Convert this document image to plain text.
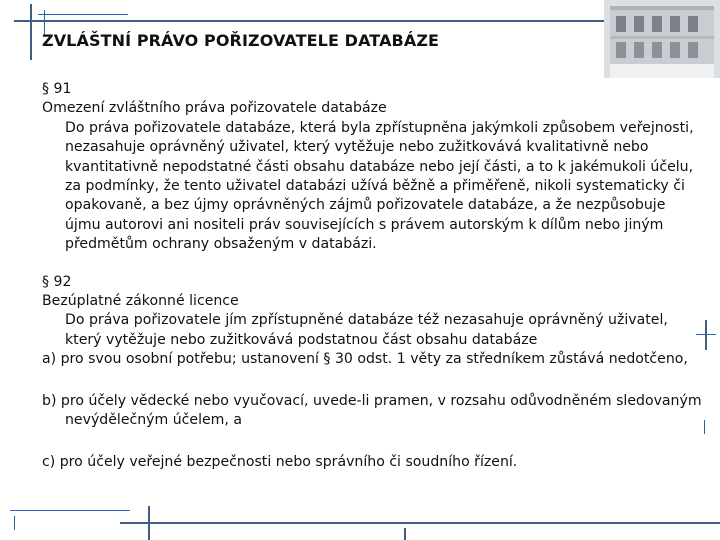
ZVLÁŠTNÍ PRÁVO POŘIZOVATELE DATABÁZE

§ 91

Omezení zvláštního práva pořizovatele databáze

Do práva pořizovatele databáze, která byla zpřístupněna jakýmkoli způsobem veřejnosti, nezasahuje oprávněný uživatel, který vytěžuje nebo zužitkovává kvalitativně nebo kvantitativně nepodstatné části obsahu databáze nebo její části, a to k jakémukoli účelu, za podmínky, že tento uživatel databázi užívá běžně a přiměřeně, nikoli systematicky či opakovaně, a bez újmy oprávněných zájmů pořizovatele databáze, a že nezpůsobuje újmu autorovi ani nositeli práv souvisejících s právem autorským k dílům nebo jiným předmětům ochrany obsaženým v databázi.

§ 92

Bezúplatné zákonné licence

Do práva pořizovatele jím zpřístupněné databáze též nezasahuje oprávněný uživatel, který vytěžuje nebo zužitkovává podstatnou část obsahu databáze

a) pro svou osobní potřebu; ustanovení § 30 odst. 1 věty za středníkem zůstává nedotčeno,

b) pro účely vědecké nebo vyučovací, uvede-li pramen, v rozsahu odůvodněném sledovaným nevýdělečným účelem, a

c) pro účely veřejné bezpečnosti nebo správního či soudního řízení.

DESCRIPTION OF THE TASK: Filter the listing above by the word "účely"; copy each line that passes.

REPLY TO THE EXERCISE:
b) pro účely vědecké nebo vyučovací, uvede-li pramen, v rozsahu odůvodněném sledovaným nevýdělečným účelem, a
c) pro účely veřejné bezpečnosti nebo správního či soudního řízení.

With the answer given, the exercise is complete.